REQUIREMENT — Lines containing the string "data" are to be counted. Write only how many there are.

RECORDS PROVIDED —
● ● ● ● ● ● ●

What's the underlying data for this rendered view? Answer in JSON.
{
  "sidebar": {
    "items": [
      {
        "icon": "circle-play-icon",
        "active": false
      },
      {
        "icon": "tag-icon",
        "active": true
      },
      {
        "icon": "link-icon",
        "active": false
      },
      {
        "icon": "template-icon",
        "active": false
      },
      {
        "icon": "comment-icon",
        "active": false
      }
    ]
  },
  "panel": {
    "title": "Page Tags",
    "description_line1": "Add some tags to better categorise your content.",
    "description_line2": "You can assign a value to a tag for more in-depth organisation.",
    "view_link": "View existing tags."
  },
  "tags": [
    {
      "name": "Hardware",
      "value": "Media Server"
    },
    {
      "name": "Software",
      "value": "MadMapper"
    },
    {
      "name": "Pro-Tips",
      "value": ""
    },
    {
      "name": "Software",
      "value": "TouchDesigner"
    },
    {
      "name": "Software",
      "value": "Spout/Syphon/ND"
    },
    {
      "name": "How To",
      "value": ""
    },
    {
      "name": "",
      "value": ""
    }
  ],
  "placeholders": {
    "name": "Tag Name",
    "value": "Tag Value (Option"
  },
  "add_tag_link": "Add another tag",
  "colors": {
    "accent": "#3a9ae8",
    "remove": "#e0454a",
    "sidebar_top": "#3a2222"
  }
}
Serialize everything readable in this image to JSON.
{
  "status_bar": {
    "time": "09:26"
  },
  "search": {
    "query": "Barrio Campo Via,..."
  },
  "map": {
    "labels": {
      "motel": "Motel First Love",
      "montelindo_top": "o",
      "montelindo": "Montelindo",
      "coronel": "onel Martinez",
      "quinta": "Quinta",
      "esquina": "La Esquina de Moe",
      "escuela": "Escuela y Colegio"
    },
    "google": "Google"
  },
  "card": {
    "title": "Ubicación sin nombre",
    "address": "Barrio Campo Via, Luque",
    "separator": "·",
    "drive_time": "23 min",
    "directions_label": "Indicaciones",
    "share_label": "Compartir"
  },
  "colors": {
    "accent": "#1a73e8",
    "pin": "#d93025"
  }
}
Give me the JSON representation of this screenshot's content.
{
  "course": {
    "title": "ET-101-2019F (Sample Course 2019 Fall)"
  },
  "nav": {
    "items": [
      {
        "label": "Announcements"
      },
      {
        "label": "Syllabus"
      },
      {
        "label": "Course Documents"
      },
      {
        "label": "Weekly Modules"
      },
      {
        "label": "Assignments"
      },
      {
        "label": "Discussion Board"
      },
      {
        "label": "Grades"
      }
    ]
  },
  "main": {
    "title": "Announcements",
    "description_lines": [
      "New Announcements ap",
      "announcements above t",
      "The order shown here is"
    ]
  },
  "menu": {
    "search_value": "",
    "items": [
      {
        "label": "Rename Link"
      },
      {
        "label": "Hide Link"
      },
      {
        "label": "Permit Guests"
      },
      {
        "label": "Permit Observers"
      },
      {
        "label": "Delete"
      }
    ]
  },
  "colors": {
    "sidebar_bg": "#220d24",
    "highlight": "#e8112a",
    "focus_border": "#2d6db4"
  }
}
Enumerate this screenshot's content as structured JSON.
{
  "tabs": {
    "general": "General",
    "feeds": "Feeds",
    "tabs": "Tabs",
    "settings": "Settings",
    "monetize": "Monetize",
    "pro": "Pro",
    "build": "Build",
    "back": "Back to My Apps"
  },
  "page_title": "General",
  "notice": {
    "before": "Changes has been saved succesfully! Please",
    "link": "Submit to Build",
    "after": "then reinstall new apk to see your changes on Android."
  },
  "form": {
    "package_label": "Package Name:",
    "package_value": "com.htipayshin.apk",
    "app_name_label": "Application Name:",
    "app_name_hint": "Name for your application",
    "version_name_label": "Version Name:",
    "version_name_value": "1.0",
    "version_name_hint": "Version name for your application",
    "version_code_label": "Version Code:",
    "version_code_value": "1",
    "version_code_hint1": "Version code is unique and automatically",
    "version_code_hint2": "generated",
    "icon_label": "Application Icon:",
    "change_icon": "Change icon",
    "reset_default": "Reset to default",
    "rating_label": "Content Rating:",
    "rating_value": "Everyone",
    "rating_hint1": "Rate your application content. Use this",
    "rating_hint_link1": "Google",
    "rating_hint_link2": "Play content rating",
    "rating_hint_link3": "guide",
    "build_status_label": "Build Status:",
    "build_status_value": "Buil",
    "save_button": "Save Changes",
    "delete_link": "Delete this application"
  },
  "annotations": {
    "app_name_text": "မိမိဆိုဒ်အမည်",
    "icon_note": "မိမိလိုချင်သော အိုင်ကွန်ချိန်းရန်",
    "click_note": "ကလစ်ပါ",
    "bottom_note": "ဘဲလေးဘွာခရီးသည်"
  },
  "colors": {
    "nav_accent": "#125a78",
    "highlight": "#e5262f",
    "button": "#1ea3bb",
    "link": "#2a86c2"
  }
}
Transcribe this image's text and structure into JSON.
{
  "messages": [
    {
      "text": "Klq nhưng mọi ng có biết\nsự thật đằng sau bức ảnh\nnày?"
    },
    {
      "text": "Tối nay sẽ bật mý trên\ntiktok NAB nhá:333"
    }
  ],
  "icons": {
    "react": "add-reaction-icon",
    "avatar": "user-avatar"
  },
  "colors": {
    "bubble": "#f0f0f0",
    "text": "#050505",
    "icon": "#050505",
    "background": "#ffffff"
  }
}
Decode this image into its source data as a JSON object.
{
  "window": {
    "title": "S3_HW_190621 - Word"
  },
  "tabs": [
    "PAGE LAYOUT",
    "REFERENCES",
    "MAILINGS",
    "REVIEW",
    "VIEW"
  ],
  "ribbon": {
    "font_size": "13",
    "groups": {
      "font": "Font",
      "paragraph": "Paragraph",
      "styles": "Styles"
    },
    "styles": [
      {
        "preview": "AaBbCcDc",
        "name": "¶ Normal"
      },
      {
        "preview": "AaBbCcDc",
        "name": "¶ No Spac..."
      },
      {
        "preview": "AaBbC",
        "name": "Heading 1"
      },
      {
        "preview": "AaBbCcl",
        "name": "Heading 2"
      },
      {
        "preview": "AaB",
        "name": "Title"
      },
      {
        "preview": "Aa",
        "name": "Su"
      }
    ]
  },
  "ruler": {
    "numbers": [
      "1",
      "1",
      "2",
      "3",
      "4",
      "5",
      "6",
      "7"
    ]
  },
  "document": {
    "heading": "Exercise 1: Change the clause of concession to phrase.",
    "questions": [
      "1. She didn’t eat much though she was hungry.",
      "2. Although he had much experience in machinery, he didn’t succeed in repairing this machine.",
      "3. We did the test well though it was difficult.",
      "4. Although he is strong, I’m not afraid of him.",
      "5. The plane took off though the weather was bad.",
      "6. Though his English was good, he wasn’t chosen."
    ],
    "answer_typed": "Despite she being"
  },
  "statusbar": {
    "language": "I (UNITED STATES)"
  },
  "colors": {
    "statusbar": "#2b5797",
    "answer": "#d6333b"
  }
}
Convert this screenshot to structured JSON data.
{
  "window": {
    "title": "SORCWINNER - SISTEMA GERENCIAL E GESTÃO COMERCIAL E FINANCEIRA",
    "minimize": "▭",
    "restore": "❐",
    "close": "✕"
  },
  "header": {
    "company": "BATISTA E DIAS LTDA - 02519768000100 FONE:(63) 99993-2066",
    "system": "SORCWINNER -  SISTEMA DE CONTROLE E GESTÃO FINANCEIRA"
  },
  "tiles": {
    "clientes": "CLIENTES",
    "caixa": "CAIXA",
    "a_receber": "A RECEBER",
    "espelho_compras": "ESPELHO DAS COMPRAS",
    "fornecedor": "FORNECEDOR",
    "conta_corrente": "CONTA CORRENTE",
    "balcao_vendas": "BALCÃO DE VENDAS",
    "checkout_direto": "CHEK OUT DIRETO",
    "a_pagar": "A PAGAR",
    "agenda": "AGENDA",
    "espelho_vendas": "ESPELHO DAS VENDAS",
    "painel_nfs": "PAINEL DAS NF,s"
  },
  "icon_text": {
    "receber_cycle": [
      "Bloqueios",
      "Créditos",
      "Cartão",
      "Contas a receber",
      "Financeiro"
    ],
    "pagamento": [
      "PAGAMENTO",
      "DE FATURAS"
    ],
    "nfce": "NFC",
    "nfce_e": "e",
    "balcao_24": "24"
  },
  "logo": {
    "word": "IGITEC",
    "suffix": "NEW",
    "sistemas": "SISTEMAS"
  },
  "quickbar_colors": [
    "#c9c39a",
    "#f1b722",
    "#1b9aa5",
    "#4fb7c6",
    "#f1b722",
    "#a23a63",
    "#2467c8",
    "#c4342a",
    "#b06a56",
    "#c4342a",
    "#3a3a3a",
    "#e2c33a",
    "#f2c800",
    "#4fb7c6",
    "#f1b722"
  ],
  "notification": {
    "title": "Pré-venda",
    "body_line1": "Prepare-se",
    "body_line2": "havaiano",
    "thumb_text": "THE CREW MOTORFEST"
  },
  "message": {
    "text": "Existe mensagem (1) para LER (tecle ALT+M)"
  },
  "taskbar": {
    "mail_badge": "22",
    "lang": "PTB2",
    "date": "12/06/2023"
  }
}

● ● ● ● ● ● ●

EXERCISE RESPONSE — 3